GIVEN DATA:
-- begin --
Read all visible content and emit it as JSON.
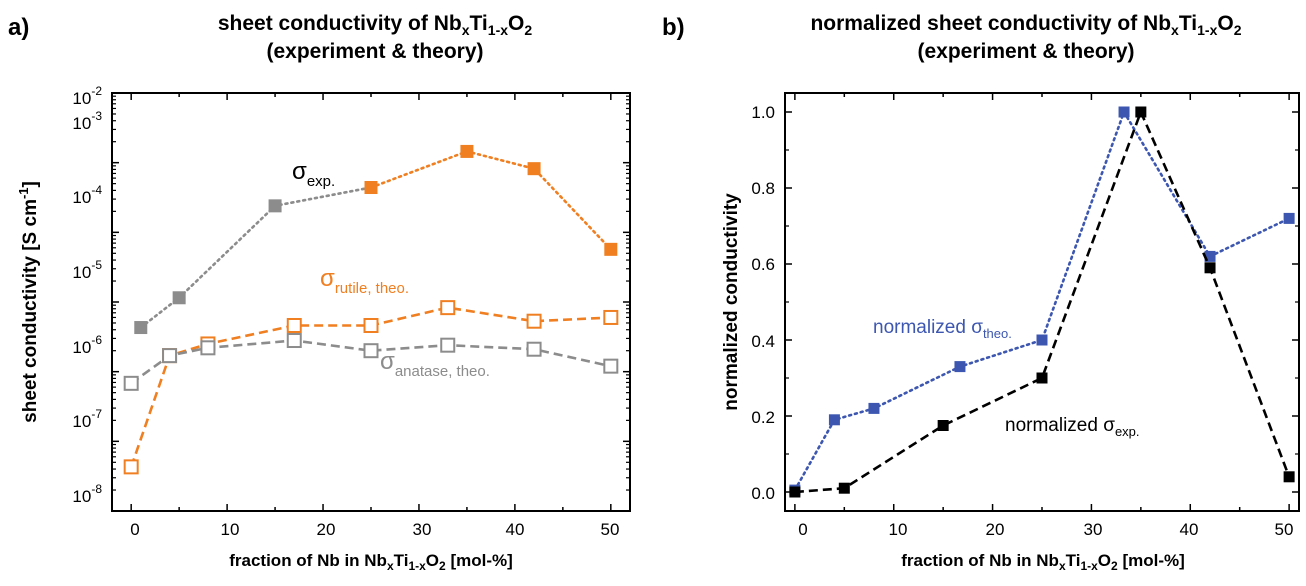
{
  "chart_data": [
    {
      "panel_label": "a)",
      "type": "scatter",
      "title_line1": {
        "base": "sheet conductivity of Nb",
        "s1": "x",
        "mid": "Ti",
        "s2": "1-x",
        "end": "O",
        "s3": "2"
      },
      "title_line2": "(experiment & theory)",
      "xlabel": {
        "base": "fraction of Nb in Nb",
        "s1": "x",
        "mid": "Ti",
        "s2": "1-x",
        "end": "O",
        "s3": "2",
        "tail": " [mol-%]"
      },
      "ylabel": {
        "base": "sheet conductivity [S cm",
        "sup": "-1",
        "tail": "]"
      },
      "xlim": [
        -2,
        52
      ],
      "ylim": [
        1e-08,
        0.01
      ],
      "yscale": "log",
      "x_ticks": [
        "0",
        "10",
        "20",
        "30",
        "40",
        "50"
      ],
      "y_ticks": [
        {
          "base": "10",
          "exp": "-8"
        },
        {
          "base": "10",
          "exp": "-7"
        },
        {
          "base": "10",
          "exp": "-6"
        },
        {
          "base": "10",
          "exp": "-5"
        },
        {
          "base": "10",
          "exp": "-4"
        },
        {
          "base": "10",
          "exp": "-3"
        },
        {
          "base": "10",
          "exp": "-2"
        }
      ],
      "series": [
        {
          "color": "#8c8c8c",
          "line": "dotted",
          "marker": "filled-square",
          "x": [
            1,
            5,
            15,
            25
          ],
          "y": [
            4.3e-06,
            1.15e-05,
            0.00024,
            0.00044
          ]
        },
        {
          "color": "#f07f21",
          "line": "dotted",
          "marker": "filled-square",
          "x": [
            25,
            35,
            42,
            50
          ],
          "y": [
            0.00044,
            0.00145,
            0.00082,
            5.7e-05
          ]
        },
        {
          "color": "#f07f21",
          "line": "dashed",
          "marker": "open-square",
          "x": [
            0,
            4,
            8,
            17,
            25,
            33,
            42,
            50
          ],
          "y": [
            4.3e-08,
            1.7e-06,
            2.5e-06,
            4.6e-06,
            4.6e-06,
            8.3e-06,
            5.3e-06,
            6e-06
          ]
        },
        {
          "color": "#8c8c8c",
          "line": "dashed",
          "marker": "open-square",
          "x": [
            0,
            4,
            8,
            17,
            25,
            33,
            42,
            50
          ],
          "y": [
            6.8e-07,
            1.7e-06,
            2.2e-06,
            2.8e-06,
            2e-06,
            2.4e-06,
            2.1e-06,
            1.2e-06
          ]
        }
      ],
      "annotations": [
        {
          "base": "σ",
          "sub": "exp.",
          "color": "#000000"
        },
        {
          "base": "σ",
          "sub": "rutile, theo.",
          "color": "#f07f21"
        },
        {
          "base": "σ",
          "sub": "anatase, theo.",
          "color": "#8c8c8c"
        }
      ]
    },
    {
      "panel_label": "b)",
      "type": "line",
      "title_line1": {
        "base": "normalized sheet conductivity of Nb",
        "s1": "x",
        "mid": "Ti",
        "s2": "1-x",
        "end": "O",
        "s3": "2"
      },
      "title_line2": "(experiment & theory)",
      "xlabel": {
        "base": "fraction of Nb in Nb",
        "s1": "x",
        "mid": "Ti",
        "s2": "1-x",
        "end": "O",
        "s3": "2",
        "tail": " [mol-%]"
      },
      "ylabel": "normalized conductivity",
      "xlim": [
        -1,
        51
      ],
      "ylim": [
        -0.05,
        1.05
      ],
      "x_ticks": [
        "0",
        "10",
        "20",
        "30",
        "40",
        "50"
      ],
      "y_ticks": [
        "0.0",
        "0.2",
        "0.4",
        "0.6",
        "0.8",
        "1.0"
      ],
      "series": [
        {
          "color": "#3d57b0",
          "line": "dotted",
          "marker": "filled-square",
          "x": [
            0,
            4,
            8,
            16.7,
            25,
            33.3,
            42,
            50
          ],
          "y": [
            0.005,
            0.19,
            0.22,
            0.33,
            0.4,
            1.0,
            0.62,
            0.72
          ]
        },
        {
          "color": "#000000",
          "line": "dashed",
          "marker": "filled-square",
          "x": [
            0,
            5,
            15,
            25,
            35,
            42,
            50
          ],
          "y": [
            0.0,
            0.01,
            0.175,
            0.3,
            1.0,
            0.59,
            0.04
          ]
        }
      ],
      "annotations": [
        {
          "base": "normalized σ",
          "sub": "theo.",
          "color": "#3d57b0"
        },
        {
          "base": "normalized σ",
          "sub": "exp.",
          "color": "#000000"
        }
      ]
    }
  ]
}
-- end --
TO BE DONE: Working from the material above, state how many lines contain "ylabel"; give only the number.

RESULT OF THIS EXERCISE: 2